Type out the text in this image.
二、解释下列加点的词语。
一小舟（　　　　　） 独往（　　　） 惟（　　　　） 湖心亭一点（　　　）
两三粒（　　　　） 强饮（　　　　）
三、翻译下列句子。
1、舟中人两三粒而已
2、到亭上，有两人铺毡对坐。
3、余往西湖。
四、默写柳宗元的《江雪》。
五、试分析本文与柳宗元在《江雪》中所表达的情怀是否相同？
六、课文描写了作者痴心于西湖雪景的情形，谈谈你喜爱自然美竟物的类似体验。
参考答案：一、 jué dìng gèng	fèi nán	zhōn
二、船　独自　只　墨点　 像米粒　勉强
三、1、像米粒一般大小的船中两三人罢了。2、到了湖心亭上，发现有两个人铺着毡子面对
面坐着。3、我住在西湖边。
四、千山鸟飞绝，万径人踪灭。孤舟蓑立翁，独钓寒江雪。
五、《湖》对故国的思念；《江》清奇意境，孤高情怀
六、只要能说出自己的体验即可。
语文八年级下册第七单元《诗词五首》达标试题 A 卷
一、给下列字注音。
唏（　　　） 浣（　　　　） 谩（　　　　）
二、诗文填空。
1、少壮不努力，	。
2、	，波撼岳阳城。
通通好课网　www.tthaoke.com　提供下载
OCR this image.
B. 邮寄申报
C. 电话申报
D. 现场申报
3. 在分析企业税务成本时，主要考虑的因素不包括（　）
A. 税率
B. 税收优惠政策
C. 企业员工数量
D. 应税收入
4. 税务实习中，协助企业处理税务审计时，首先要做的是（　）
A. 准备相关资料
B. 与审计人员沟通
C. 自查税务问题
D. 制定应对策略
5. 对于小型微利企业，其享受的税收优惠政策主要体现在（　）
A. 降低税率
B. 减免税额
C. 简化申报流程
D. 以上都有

> **Written exercise**: Write out every entry exactly as given.

> **Written solution**:
Type out the text in this image.
二、解释下列加点的词语。
一小舟（　　　　　） 独往（　　　） 惟（　　　　） 湖心亭一点（　　　）
两三粒（　　　　） 强饮（　　　　）
三、翻译下列句子。
1、舟中人两三粒而已
2、到亭上，有两人铺毡对坐。
3、余往西湖。
四、默写柳宗元的《江雪》。
五、试分析本文与柳宗元在《江雪》中所表达的情怀是否相同？
六、课文描写了作者痴心于西湖雪景的情形，谈谈你喜爱自然美竟物的类似体验。
参考答案：一、 jué dìng gèng	fèi nán	zhōn
二、船　独自　只　墨点　 像米粒　勉强
三、1、像米粒一般大小的船中两三人罢了。2、到了湖心亭上，发现有两个人铺着毡子面对
面坐着。3、我住在西湖边。
四、千山鸟飞绝，万径人踪灭。孤舟蓑立翁，独钓寒江雪。
五、《湖》对故国的思念；《江》清奇意境，孤高情怀
六、只要能说出自己的体验即可。
语文八年级下册第七单元《诗词五首》达标试题 A 卷
一、给下列字注音。
唏（　　　） 浣（　　　　） 谩（　　　　）
二、诗文填空。
1、少壮不努力，	。
2、	，波撼岳阳城。
通通好课网　www.tthaoke.com　提供下载
OCR this image.
B. 邮寄申报
C. 电话申报
D. 现场申报
3. 在分析企业税务成本时，主要考虑的因素不包括（　）
A. 税率
B. 税收优惠政策
C. 企业员工数量
D. 应税收入
4. 税务实习中，协助企业处理税务审计时，首先要做的是（　）
A. 准备相关资料
B. 与审计人员沟通
C. 自查税务问题
D. 制定应对策略
5. 对于小型微利企业，其享受的税收优惠政策主要体现在（　）
A. 降低税率
B. 减免税额
C. 简化申报流程
D. 以上都有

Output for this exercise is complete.